(Stored records)
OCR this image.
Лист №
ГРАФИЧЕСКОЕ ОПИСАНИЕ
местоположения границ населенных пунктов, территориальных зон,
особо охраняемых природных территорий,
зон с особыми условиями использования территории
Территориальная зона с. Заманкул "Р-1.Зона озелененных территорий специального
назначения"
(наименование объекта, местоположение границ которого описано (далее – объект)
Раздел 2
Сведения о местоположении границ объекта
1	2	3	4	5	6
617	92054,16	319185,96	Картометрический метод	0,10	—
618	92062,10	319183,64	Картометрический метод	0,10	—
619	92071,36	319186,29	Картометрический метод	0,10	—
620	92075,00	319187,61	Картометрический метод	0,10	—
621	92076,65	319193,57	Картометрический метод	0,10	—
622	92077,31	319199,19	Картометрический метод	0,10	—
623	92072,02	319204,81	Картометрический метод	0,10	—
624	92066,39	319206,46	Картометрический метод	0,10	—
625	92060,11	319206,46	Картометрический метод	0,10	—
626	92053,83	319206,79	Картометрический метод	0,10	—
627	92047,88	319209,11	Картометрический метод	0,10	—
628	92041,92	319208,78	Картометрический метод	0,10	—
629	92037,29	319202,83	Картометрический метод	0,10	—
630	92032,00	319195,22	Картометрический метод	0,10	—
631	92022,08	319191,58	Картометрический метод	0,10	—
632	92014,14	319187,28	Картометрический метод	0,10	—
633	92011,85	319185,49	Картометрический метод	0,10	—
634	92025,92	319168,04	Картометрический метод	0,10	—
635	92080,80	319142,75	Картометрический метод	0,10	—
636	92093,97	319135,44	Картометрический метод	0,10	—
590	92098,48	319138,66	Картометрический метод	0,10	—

- **DIRECTIONS**
Retype the data in full and match it exactly.

- **PROBLEM SOLUTION**
OCR this image.
Лист №
ГРАФИЧЕСКОЕ ОПИСАНИЕ
местоположения границ населенных пунктов, территориальных зон,
особо охраняемых природных территорий,
зон с особыми условиями использования территории
Территориальная зона с. Заманкул "Р-1.Зона озелененных территорий специального
назначения"
(наименование объекта, местоположение границ которого описано (далее – объект)
Раздел 2
Сведения о местоположении границ объекта
1	2	3	4	5	6
617	92054,16	319185,96	Картометрический метод	0,10	—
618	92062,10	319183,64	Картометрический метод	0,10	—
619	92071,36	319186,29	Картометрический метод	0,10	—
620	92075,00	319187,61	Картометрический метод	0,10	—
621	92076,65	319193,57	Картометрический метод	0,10	—
622	92077,31	319199,19	Картометрический метод	0,10	—
623	92072,02	319204,81	Картометрический метод	0,10	—
624	92066,39	319206,46	Картометрический метод	0,10	—
625	92060,11	319206,46	Картометрический метод	0,10	—
626	92053,83	319206,79	Картометрический метод	0,10	—
627	92047,88	319209,11	Картометрический метод	0,10	—
628	92041,92	319208,78	Картометрический метод	0,10	—
629	92037,29	319202,83	Картометрический метод	0,10	—
630	92032,00	319195,22	Картометрический метод	0,10	—
631	92022,08	319191,58	Картометрический метод	0,10	—
632	92014,14	319187,28	Картометрический метод	0,10	—
633	92011,85	319185,49	Картометрический метод	0,10	—
634	92025,92	319168,04	Картометрический метод	0,10	—
635	92080,80	319142,75	Картометрический метод	0,10	—
636	92093,97	319135,44	Картометрический метод	0,10	—
590	92098,48	319138,66	Картометрический метод	0,10	—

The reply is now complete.